## start Text block

Edgewall Software
Modify

Opened 16 years ago

Closed 10 years ago

Last modified 10 years ago

#8459 closed defect (fixed)

svn:mergeinfo rendering is far too slow

Reported by: Emmanuel Blot Owned by: Jun Omae
Priority: high Milestone: 0.12.6
Component: version control/browser Version: 0.12dev
Severity: major Keywords: svn svnmerge mergeinfo performance
Cc: jsceballos@…, fly1004@…, info@…, tim@…, rverchere@…, duncanphilipnorman@…, pweygand@…, mpotter@…, Jun Omae Branch:
Release Notes:

Reduce time of rendering svn:mergeinfo in browser view.

API Changes:

Added prefix_match and prefix_match_value methods to database backend classes (and abstract base class ConnectionBase that exists in release 1.1.2) for case-sensitive prefix-matching.

Internal Changes:

Description

This is a ticket follow up of #7715.

The new property rendered makes Trac browser deadly slow to render a directory that contains a lot of svn:mergeinfo values.

Typical slow down with [8352] is 40 times as slower as with the previous, dummy rendering on a Core 2 Duo 2.8Ghz machine.
It takes about 5 seconds to render our /trunk directory which only contains 7 entries, and about 450 mergeinfo sources.

Using 'defect' rather than 'enhancement', as it makes Trac browser hardly usable on such directories.

Attachments (2)

8459-optimize-eligible-r8352.patch (2.0 KB ) - added by Remy Blank 16 years ago.
Updated patch for "a faster way to compute eligible changesets" by cboos.
8459-optimize-eligible-2-r8352.patch (2.0 KB ) - added by Remy Blank 16 years ago.
Fixed a typo.

Download all attachments as: .zip

Change History (47)

## end Text block

- _Complete the following_:
1. Answer these questions using the ticket about slow svn:mergeinfo rendering:
(a) What milestone is the ticket set to?
(b) How many entries does the /trunk directory contain?
(c) Who added the patch whose note reads "Fixed a typo."?
2. Carry on the ticket about slow svn:mergeinfo rendering, starting right after "Change History (47)".
The records that follow come from a separate source and have nothing to do with the ticket.

## start Data section

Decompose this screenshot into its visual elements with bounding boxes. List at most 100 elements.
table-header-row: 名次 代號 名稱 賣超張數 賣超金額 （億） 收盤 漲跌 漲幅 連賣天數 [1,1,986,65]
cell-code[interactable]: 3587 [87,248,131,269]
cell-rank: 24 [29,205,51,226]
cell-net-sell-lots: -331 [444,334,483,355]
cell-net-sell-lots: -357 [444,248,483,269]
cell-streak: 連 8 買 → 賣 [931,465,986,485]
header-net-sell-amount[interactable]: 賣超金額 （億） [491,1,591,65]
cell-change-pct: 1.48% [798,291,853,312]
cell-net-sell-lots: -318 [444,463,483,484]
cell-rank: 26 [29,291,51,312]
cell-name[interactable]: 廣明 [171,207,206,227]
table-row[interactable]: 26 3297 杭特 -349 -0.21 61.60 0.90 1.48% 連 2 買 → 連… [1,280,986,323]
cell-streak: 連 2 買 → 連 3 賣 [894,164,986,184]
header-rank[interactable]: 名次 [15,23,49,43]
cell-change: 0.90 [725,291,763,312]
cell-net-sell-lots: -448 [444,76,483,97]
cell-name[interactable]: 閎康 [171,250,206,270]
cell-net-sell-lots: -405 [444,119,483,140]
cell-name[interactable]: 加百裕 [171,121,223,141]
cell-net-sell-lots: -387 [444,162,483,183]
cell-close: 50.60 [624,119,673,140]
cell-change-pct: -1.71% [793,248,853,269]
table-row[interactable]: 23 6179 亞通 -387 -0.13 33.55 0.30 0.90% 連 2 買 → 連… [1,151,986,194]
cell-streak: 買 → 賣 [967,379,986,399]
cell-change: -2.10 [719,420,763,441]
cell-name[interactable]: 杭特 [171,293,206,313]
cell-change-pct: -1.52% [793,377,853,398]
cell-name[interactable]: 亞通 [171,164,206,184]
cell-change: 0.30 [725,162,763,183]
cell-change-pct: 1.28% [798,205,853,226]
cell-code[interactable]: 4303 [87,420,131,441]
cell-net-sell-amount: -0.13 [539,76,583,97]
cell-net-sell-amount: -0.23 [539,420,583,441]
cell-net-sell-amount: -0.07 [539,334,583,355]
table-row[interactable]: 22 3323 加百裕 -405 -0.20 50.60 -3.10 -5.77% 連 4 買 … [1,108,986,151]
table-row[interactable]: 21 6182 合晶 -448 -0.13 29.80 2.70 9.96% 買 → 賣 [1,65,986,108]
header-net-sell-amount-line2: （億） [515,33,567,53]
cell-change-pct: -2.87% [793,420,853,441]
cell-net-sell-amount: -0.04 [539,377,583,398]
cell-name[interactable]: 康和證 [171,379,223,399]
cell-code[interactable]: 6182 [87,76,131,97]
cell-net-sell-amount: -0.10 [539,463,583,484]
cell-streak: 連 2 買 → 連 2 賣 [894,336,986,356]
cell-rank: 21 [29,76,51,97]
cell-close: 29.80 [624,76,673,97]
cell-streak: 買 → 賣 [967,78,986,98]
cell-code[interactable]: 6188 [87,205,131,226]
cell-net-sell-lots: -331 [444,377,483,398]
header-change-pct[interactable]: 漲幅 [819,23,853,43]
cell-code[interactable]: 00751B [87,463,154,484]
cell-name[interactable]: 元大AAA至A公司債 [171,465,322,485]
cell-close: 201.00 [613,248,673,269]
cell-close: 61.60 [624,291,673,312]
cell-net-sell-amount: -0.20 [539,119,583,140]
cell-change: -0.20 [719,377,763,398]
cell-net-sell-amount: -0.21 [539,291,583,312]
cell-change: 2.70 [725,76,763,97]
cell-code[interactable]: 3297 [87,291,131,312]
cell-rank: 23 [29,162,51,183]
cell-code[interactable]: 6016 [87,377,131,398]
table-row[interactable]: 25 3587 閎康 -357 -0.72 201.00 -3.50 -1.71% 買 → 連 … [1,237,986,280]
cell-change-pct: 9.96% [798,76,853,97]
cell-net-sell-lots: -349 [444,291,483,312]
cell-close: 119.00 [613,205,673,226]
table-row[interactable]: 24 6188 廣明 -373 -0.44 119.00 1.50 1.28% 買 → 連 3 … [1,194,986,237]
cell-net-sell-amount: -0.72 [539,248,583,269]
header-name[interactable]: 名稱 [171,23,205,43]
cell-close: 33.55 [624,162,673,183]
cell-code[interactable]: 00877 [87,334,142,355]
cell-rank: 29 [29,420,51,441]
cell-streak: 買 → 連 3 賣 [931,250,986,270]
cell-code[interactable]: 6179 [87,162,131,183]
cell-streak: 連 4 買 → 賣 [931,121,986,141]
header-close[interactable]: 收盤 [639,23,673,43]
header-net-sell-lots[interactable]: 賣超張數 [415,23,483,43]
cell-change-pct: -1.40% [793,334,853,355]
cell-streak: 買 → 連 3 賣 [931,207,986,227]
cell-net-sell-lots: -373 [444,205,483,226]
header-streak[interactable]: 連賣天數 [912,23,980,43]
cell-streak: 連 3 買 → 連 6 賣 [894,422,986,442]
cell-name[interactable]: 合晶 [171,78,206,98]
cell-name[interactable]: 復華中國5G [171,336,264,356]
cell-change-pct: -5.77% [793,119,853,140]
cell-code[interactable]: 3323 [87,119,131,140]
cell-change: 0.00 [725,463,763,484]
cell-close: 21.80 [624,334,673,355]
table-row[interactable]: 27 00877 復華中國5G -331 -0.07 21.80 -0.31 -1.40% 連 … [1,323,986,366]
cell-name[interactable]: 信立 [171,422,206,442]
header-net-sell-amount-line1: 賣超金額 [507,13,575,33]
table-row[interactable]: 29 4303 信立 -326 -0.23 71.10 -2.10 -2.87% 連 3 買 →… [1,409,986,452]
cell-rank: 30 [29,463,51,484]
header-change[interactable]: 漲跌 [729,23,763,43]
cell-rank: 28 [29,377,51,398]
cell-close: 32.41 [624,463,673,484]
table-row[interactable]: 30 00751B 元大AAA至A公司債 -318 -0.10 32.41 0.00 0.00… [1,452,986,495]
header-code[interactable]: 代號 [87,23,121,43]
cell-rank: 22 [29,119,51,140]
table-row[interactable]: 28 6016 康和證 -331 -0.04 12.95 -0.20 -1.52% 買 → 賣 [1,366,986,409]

## end Data section

- _Outputs by task_:
1.
(a) 0.12.6
(b) 7 entries
(c) Remy Blank

2.
comment:1 by Remy Blank, 16 years ago

Note that you can disable the property renderer on 0.11-stable if performance is bad (and I'll merge the change to trunk tonight), and you'll still get a more or less readable display of the properties.

I'll refresh the optimization patch from Christian in #7715 and attach it here.

in reply to:  1 ; comment:2 by Emmanuel Blot, 16 years ago

I wonder if there were a mean to ask the mergeinfo values directly from SVN rather than computing them in Python code.
It seems that the Python SWIG bindings do not offer such an interface though ;-(

by Remy Blank, 16 years ago

Updated patch for "a faster way to compute eligible changesets" by cboos.

comment:3 by Remy Blank, 16 years ago

Milestone: 0.11.6

The patch above is a refresh of attachment:7715-optimize-eligible-r8342.diff:ticket:7715 to current branches/0.11-stable@8352, and applies cleanly to trunk@8353 as well. I believe it also fixes an off-by-one error from the original patch.

in reply to:  3 ; comment:4 by Emmanuel Blot, 16 years ago

Replying to rblank:

The patch above is a refresh of attachment:7715-optimize-eligible-r8342.diff:ticket:7715 to current branches/0.11-stable@8352, and applies cleanly to trunk@8353 as well. I believe it also fixes an off-by-one error from the original patch.

I'm lost, again: now the rendering goes fast, but the rendering is totally different: neither "eligible" nor "merged" entries are shown, only the raw list of sn:mergeinfo properties, and the "toggle deleted branch" has been removed as well. Did I miss something?

in reply to:  4 comment:5 by Emmanuel Blot, 16 years ago

Replying to eblot:

Did I miss something?

When I remove the patch, everything goes back to normal (slow, but full mergeinfo rendering). Sorry I have no time to investigate this issue for now ;-(

in reply to:  4 ; comment:6 by Remy Blank, 16 years ago

Replying to eblot:

I'm lost, again: now the rendering goes fast, but the rendering is totally different: neither "eligible" nor "merged" entries are shown, only the raw list of sn:mergeinfo properties, and the "toggle deleted branch" has been removed as well. Did I miss something?

No, that means there's an exception during the rendering of the property, and the next rederer is used, which is the "plain" one. You should have a traceback in your log file, could you please post it here?

Also, would it be possible for you to attach the content of your svn:mergeinfo property (or to send it to me by e-mail if you prefer)? That should allow me to reproduce the issue.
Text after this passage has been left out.